JOB: Pull out every line below that contains the word "dashed".
========
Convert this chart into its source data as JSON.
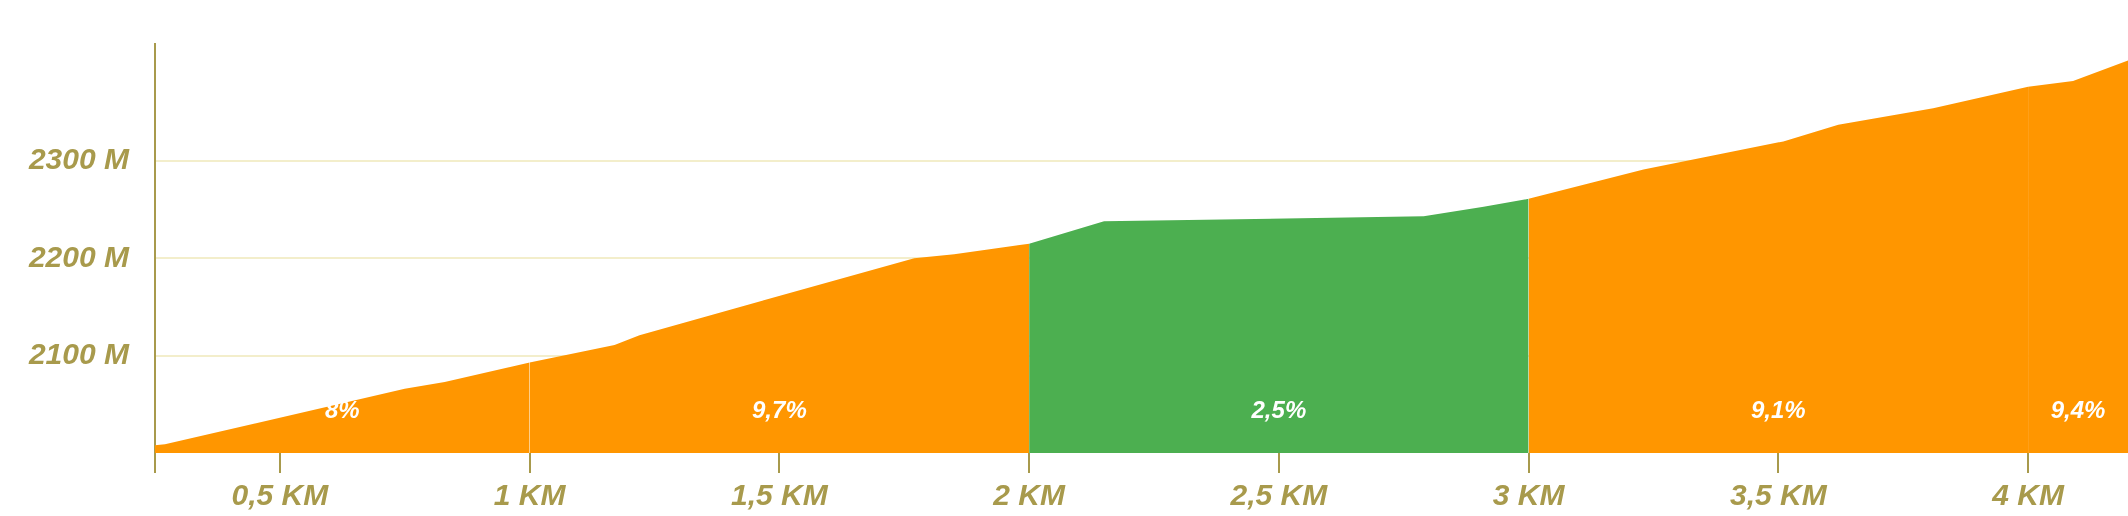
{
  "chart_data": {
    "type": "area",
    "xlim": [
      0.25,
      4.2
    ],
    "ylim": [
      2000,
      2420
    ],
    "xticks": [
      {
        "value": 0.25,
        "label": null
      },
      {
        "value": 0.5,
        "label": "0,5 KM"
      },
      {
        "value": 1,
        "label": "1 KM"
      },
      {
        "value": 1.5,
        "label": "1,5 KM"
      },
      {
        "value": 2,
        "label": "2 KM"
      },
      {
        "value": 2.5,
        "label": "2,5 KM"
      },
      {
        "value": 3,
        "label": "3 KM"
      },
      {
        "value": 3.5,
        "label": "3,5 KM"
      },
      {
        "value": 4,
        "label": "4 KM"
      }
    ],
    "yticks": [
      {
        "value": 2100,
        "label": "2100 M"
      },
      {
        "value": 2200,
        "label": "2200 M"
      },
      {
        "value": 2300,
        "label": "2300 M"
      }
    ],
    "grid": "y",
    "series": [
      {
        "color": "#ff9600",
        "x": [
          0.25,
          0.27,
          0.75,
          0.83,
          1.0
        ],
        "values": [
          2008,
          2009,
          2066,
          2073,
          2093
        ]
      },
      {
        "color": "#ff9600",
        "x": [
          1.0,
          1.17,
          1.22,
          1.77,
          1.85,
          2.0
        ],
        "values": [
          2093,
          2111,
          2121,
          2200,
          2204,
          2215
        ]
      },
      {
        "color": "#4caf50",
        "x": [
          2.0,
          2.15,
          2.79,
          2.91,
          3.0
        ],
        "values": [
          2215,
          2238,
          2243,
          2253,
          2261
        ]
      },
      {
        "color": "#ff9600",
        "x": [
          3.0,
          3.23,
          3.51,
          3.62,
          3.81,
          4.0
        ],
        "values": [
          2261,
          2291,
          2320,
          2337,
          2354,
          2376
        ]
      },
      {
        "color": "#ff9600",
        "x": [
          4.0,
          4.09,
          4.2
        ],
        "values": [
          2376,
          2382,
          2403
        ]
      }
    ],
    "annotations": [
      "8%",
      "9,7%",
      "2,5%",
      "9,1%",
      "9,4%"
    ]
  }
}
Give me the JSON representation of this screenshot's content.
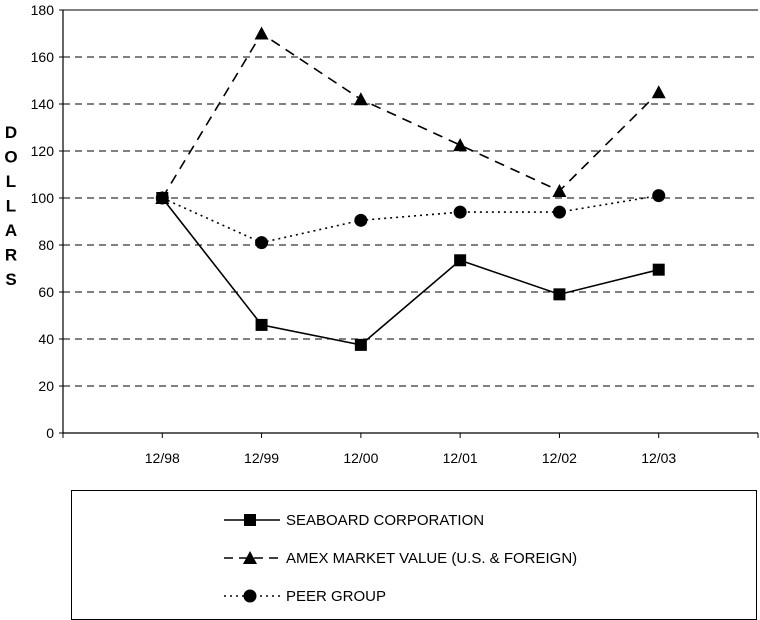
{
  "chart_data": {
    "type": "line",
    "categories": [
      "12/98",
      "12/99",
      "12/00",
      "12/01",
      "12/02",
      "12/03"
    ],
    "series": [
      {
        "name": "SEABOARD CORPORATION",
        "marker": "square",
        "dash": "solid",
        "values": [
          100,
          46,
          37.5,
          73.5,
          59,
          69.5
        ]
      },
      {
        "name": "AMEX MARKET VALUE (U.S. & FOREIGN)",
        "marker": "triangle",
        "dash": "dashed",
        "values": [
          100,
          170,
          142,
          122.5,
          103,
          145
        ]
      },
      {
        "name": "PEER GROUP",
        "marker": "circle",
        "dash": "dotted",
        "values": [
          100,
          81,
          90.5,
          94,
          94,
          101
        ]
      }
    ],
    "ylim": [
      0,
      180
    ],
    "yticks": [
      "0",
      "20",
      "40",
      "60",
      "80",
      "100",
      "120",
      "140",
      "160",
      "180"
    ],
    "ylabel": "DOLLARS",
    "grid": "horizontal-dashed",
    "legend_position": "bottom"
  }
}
========
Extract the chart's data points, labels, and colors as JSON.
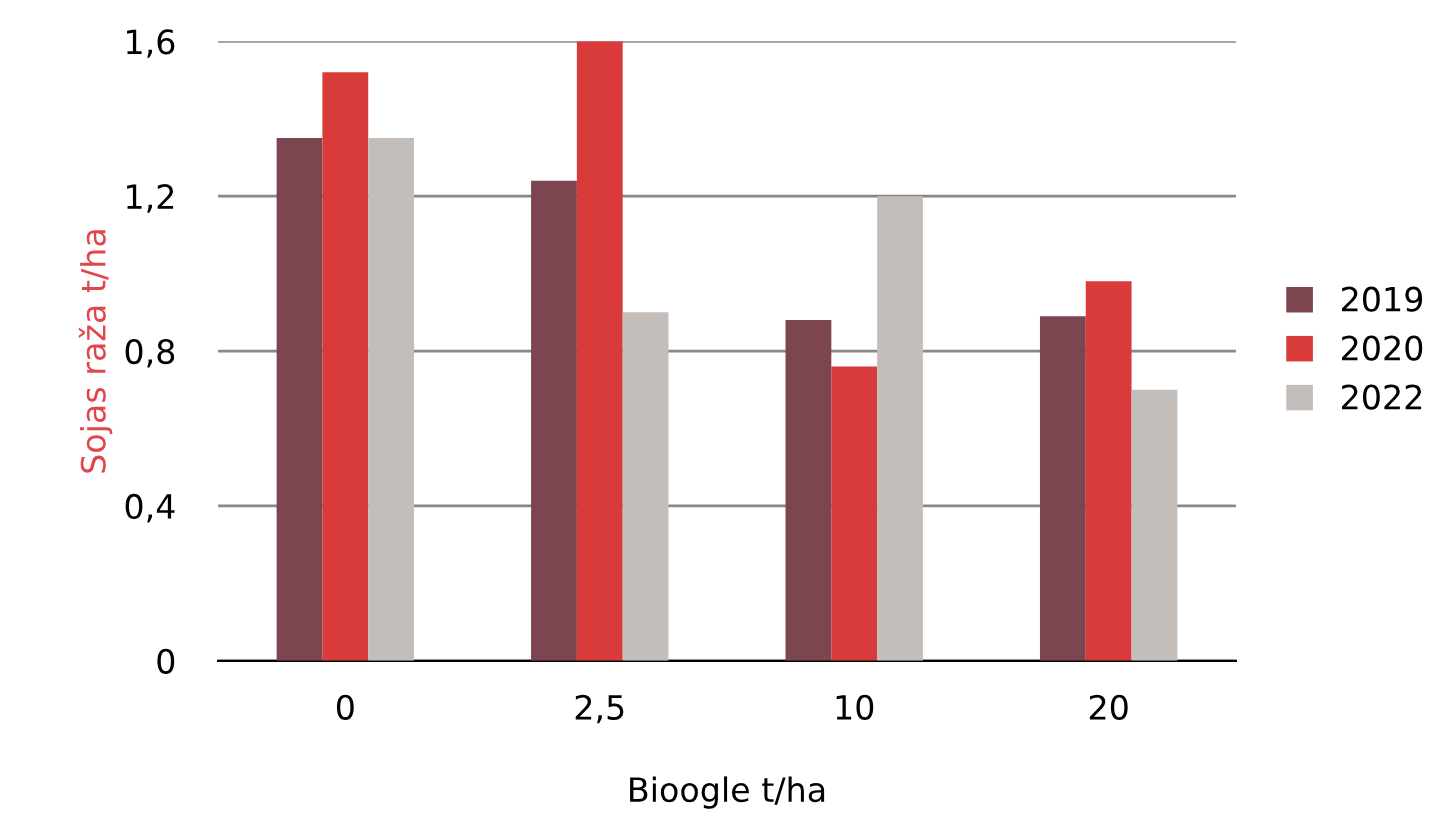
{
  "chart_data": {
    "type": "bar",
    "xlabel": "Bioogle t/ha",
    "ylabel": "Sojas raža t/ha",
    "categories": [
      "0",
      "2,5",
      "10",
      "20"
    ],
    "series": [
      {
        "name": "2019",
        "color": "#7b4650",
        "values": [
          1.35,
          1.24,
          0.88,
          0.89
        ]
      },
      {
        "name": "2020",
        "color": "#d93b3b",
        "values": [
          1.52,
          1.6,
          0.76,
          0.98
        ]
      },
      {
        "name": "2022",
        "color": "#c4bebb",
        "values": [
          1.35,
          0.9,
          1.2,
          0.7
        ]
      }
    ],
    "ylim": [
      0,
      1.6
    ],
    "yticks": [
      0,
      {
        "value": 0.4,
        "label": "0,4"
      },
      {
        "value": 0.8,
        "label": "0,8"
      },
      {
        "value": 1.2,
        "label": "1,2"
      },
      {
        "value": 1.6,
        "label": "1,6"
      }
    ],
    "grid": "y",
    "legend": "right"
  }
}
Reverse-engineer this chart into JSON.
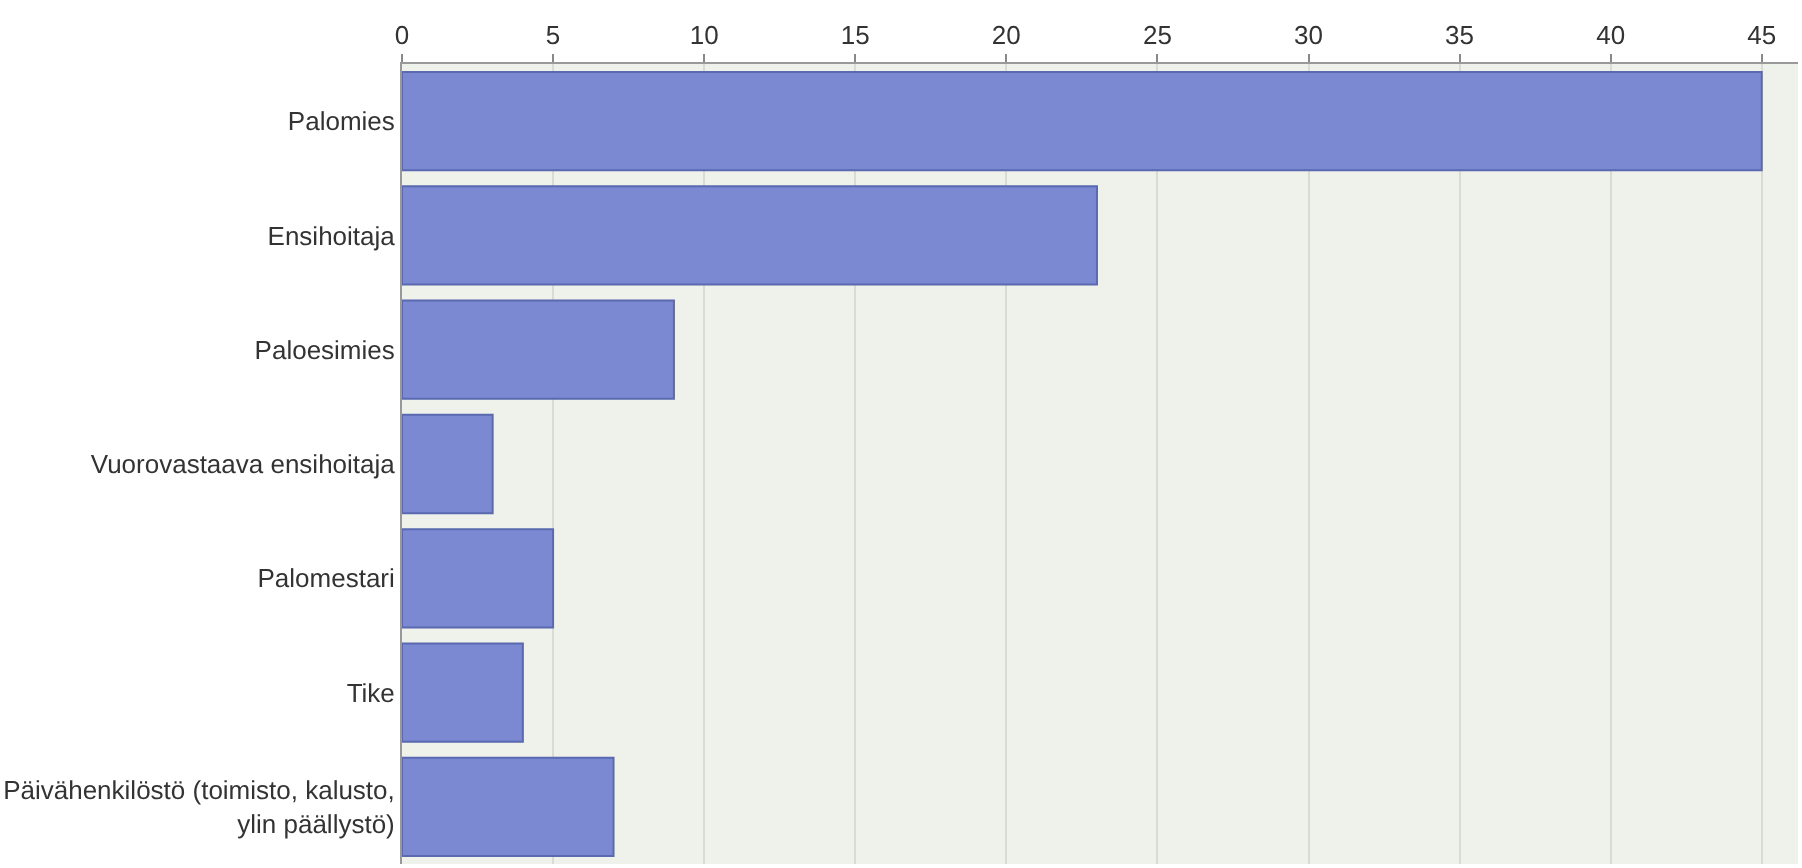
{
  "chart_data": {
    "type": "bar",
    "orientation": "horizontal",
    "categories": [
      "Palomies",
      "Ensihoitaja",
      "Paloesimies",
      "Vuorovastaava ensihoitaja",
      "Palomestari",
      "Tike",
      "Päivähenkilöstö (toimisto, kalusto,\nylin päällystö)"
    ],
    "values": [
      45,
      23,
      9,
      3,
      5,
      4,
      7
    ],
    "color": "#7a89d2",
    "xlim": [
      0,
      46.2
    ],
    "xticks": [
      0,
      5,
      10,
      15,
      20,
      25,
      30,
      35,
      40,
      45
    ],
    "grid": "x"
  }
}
========
RESPONSE:
        "dash": "dashed",
    "grid": "horizontal-dashed",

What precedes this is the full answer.